== WHAT THE TASK ASKS ==
Copy each line below exactly and leave the pictures out.

○ ○ ○

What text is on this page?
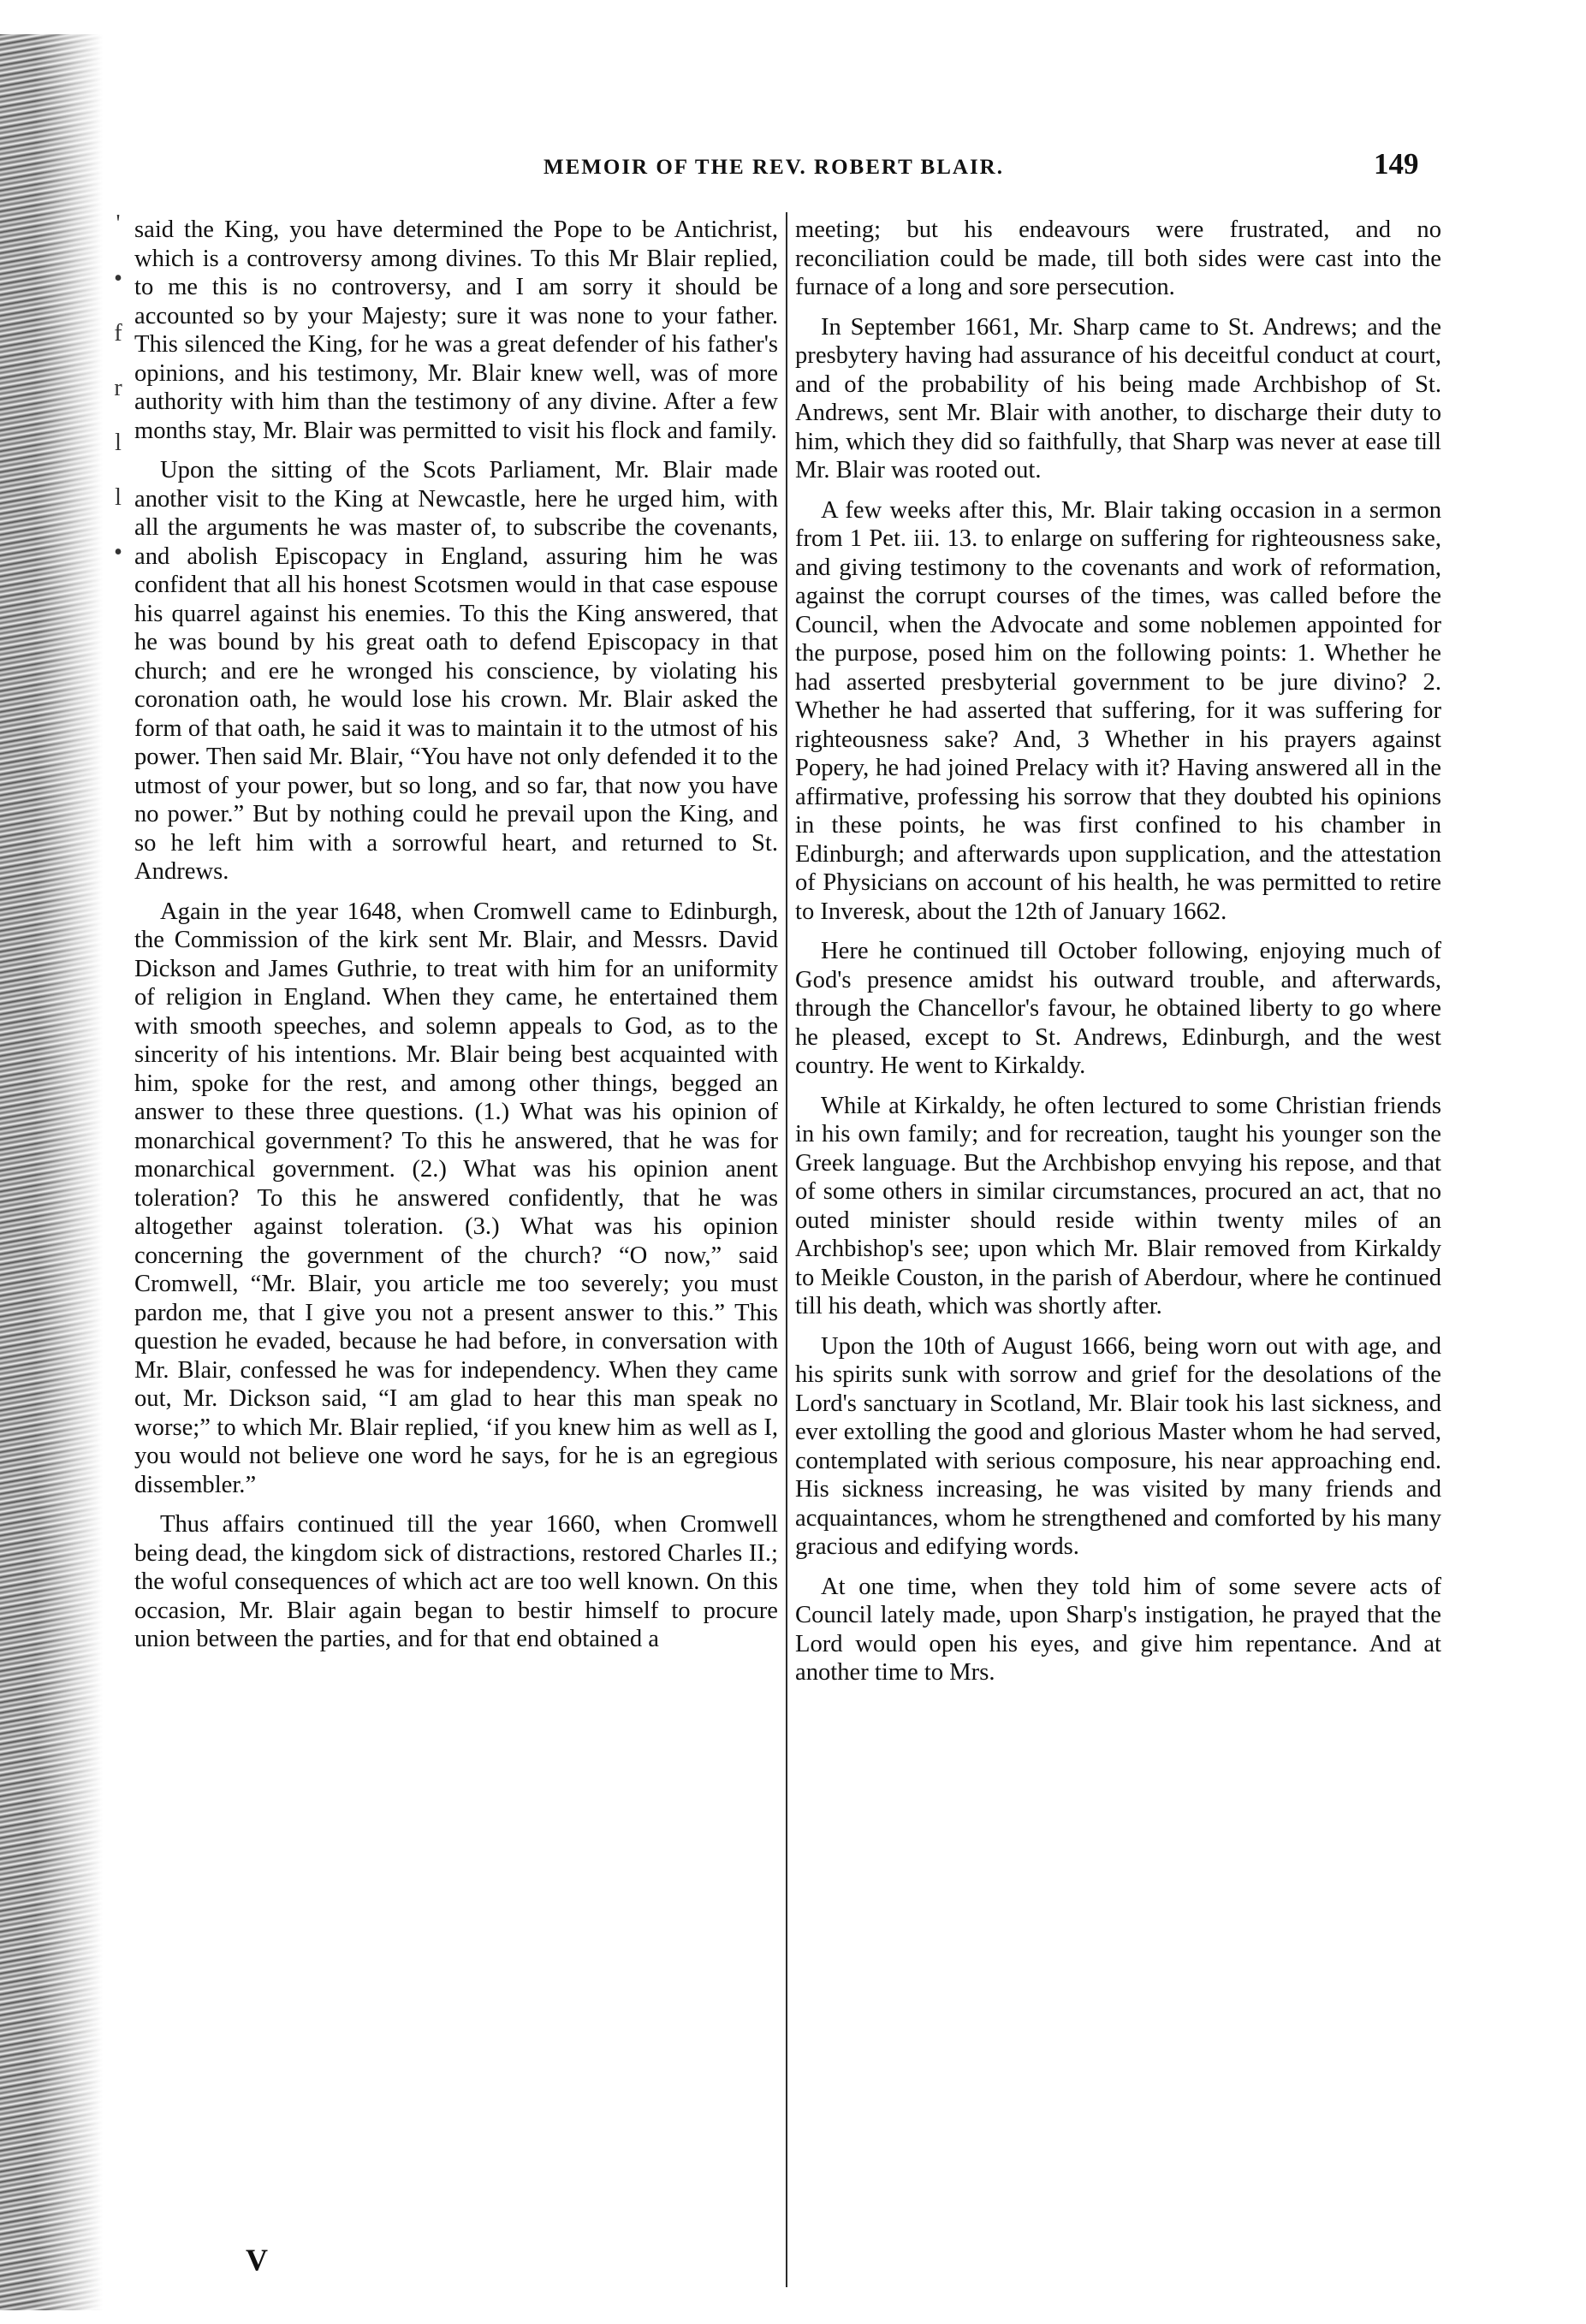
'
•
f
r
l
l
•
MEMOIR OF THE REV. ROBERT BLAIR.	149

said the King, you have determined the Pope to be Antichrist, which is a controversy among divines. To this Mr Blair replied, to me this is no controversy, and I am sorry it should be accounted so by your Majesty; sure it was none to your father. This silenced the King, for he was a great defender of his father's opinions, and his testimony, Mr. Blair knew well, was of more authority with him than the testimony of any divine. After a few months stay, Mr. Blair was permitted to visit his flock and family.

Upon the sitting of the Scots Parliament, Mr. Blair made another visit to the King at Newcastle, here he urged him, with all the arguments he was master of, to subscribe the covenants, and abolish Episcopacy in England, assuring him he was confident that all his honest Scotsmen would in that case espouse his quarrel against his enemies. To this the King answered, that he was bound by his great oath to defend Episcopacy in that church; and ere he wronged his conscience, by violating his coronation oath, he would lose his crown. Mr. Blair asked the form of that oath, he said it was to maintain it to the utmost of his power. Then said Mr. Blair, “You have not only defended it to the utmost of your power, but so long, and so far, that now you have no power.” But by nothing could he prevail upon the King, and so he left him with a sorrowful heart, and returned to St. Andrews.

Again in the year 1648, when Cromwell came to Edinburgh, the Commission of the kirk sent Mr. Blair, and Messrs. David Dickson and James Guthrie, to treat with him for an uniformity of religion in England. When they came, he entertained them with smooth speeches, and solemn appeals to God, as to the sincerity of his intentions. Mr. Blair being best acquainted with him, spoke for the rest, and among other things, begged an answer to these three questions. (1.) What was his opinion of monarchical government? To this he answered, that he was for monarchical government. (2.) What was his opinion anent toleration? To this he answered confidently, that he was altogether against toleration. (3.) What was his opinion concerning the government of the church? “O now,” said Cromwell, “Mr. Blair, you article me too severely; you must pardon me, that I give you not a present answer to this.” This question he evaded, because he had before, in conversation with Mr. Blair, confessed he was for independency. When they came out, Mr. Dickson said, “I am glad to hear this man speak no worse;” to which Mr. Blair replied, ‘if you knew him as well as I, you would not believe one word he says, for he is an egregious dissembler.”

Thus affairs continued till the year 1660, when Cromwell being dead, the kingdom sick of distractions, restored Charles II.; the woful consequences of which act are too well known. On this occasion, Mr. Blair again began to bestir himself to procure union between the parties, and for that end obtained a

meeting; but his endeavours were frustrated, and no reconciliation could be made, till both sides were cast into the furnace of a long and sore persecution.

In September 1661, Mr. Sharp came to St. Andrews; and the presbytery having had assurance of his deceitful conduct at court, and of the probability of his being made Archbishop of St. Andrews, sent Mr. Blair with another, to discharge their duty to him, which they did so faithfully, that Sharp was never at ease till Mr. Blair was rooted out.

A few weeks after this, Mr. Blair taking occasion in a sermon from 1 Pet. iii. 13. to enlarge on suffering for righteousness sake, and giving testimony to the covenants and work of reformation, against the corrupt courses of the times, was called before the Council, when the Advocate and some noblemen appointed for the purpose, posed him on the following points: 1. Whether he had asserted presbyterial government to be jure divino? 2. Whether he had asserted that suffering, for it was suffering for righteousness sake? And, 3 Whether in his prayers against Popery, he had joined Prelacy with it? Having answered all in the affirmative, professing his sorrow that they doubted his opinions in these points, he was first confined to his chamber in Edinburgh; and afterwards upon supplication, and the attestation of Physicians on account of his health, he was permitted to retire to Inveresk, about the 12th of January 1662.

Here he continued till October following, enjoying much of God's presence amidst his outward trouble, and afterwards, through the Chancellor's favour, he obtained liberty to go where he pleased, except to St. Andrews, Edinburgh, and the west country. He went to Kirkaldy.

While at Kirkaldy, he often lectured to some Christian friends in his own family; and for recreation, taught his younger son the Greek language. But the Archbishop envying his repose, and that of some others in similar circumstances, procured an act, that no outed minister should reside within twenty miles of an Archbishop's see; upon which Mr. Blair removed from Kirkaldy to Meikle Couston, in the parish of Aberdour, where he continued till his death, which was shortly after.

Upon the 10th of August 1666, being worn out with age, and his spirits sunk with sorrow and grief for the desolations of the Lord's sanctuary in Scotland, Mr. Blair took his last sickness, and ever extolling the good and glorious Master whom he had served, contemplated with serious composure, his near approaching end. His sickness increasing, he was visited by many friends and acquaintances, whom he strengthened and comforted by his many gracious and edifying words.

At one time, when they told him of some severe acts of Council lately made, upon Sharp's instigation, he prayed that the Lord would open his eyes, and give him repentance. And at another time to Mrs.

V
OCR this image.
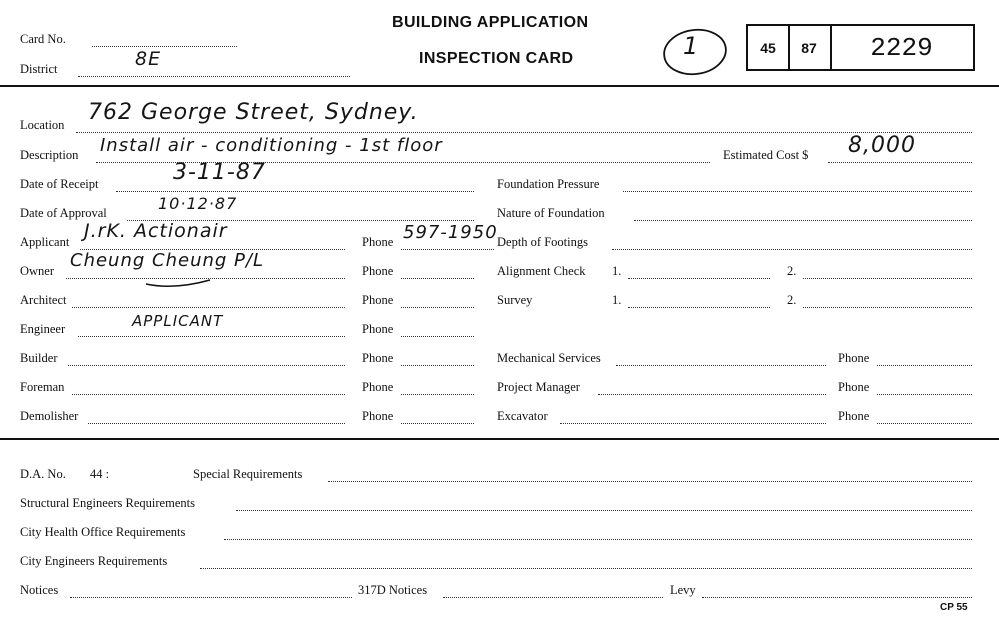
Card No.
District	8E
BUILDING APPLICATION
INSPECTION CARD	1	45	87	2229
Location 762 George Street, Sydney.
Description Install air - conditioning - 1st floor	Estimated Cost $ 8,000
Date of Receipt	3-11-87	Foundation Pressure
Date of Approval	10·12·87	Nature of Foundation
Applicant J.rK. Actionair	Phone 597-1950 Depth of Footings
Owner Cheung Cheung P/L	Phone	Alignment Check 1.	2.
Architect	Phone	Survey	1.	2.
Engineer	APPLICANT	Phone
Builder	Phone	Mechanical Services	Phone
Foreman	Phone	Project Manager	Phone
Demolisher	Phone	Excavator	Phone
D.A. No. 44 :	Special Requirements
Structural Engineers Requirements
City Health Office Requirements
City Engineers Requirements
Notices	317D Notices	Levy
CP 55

○ ○ ○

== SOLUTION TO THIS PROBLEM ==
What text is on this page?
'
•
f
r
l
l
•
MEMOIR OF THE REV. ROBERT BLAIR.	149

said the King, you have determined the Pope to be Antichrist, which is a controversy among divines. To this Mr Blair replied, to me this is no controversy, and I am sorry it should be accounted so by your Majesty; sure it was none to your father. This silenced the King, for he was a great defender of his father's opinions, and his testimony, Mr. Blair knew well, was of more authority with him than the testimony of any divine. After a few months stay, Mr. Blair was permitted to visit his flock and family.

Upon the sitting of the Scots Parliament, Mr. Blair made another visit to the King at Newcastle, here he urged him, with all the arguments he was master of, to subscribe the covenants, and abolish Episcopacy in England, assuring him he was confident that all his honest Scotsmen would in that case espouse his quarrel against his enemies. To this the King answered, that he was bound by his great oath to defend Episcopacy in that church; and ere he wronged his conscience, by violating his coronation oath, he would lose his crown. Mr. Blair asked the form of that oath, he said it was to maintain it to the utmost of his power. Then said Mr. Blair, “You have not only defended it to the utmost of your power, but so long, and so far, that now you have no power.” But by nothing could he prevail upon the King, and so he left him with a sorrowful heart, and returned to St. Andrews.

Again in the year 1648, when Cromwell came to Edinburgh, the Commission of the kirk sent Mr. Blair, and Messrs. David Dickson and James Guthrie, to treat with him for an uniformity of religion in England. When they came, he entertained them with smooth speeches, and solemn appeals to God, as to the sincerity of his intentions. Mr. Blair being best acquainted with him, spoke for the rest, and among other things, begged an answer to these three questions. (1.) What was his opinion of monarchical government? To this he answered, that he was for monarchical government. (2.) What was his opinion anent toleration? To this he answered confidently, that he was altogether against toleration. (3.) What was his opinion concerning the government of the church? “O now,” said Cromwell, “Mr. Blair, you article me too severely; you must pardon me, that I give you not a present answer to this.” This question he evaded, because he had before, in conversation with Mr. Blair, confessed he was for independency. When they came out, Mr. Dickson said, “I am glad to hear this man speak no worse;” to which Mr. Blair replied, ‘if you knew him as well as I, you would not believe one word he says, for he is an egregious dissembler.”

Thus affairs continued till the year 1660, when Cromwell being dead, the kingdom sick of distractions, restored Charles II.; the woful consequences of which act are too well known. On this occasion, Mr. Blair again began to bestir himself to procure union between the parties, and for that end obtained a

meeting; but his endeavours were frustrated, and no reconciliation could be made, till both sides were cast into the furnace of a long and sore persecution.

In September 1661, Mr. Sharp came to St. Andrews; and the presbytery having had assurance of his deceitful conduct at court, and of the probability of his being made Archbishop of St. Andrews, sent Mr. Blair with another, to discharge their duty to him, which they did so faithfully, that Sharp was never at ease till Mr. Blair was rooted out.

A few weeks after this, Mr. Blair taking occasion in a sermon from 1 Pet. iii. 13. to enlarge on suffering for righteousness sake, and giving testimony to the covenants and work of reformation, against the corrupt courses of the times, was called before the Council, when the Advocate and some noblemen appointed for the purpose, posed him on the following points: 1. Whether he had asserted presbyterial government to be jure divino? 2. Whether he had asserted that suffering, for it was suffering for righteousness sake? And, 3 Whether in his prayers against Popery, he had joined Prelacy with it? Having answered all in the affirmative, professing his sorrow that they doubted his opinions in these points, he was first confined to his chamber in Edinburgh; and afterwards upon supplication, and the attestation of Physicians on account of his health, he was permitted to retire to Inveresk, about the 12th of January 1662.

Here he continued till October following, enjoying much of God's presence amidst his outward trouble, and afterwards, through the Chancellor's favour, he obtained liberty to go where he pleased, except to St. Andrews, Edinburgh, and the west country. He went to Kirkaldy.

While at Kirkaldy, he often lectured to some Christian friends in his own family; and for recreation, taught his younger son the Greek language. But the Archbishop envying his repose, and that of some others in similar circumstances, procured an act, that no outed minister should reside within twenty miles of an Archbishop's see; upon which Mr. Blair removed from Kirkaldy to Meikle Couston, in the parish of Aberdour, where he continued till his death, which was shortly after.

Upon the 10th of August 1666, being worn out with age, and his spirits sunk with sorrow and grief for the desolations of the Lord's sanctuary in Scotland, Mr. Blair took his last sickness, and ever extolling the good and glorious Master whom he had served, contemplated with serious composure, his near approaching end. His sickness increasing, he was visited by many friends and acquaintances, whom he strengthened and comforted by his many gracious and edifying words.

At one time, when they told him of some severe acts of Council lately made, upon Sharp's instigation, he prayed that the Lord would open his eyes, and give him repentance. And at another time to Mrs.

V
OCR this image.
Card No.
District	8E
BUILDING APPLICATION
INSPECTION CARD	1	45	87	2229
Location 762 George Street, Sydney.
Description Install air - conditioning - 1st floor	Estimated Cost $ 8,000
Date of Receipt	3-11-87	Foundation Pressure
Date of Approval	10·12·87	Nature of Foundation
Applicant J.rK. Actionair	Phone 597-1950 Depth of Footings
Owner Cheung Cheung P/L	Phone	Alignment Check 1.	2.
Architect	Phone	Survey	1.	2.
Engineer	APPLICANT	Phone
Builder	Phone	Mechanical Services	Phone
Foreman	Phone	Project Manager	Phone
Demolisher	Phone	Excavator	Phone
D.A. No. 44 :	Special Requirements
Structural Engineers Requirements
City Health Office Requirements
City Engineers Requirements
Notices	317D Notices	Levy
CP 55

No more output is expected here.